- Extracted records -
________________________

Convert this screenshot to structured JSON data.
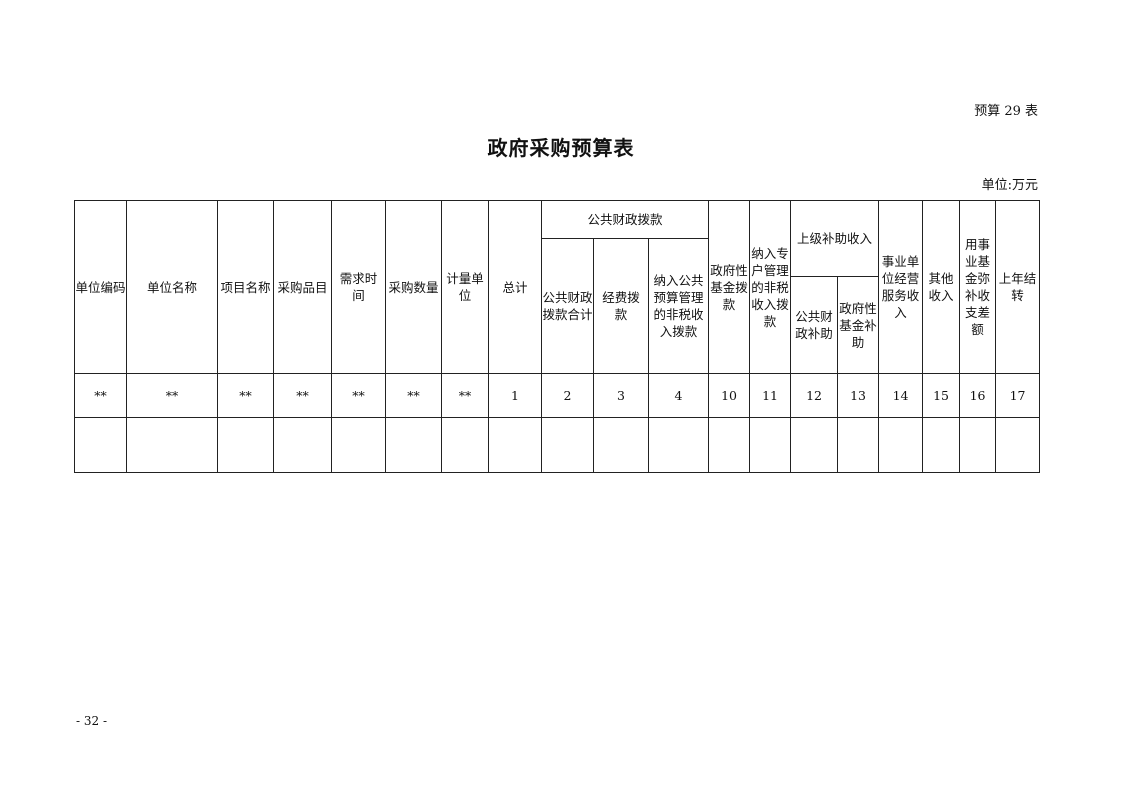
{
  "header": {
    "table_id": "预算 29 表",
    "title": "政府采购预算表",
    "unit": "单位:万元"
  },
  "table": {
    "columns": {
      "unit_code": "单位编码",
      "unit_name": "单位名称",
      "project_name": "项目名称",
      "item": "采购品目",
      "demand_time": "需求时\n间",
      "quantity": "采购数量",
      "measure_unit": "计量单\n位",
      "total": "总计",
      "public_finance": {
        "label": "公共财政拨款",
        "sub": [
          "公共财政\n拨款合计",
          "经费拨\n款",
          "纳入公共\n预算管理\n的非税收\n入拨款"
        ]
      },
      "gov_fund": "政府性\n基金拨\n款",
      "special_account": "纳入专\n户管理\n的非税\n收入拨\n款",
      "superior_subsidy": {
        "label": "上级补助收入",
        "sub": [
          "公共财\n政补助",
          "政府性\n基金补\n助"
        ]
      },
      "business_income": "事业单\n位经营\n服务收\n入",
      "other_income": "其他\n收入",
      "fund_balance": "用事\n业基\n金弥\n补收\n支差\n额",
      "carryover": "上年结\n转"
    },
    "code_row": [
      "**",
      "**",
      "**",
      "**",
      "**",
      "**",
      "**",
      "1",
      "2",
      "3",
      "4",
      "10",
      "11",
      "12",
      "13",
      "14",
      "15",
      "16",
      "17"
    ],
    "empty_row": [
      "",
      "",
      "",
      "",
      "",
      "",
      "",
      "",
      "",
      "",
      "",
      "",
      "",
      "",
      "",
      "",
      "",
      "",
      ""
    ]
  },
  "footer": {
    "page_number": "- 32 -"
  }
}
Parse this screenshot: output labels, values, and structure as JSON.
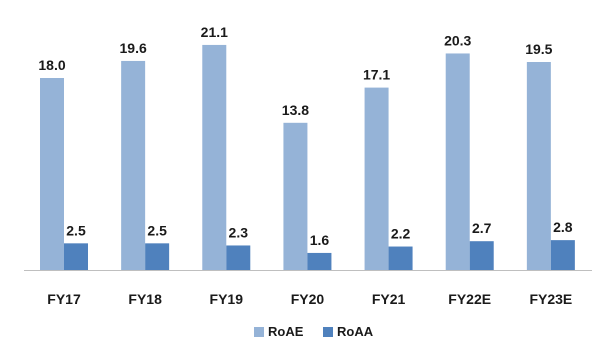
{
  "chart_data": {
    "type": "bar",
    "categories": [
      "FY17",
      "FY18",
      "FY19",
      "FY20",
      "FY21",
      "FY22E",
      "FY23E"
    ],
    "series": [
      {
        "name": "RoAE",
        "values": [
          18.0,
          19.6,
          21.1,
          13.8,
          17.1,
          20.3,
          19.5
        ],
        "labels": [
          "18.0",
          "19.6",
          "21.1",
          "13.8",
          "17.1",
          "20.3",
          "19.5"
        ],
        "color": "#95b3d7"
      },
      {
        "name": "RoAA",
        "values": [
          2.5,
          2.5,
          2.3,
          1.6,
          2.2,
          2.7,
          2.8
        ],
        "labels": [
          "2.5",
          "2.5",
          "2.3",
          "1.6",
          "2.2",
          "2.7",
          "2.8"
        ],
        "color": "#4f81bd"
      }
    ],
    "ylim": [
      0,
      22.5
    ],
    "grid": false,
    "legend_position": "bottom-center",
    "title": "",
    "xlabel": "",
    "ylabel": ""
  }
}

________________________

- What the exercise asks -
Count the lines of these entries that hold the string "JSON", and give only that number.

- The answer -
2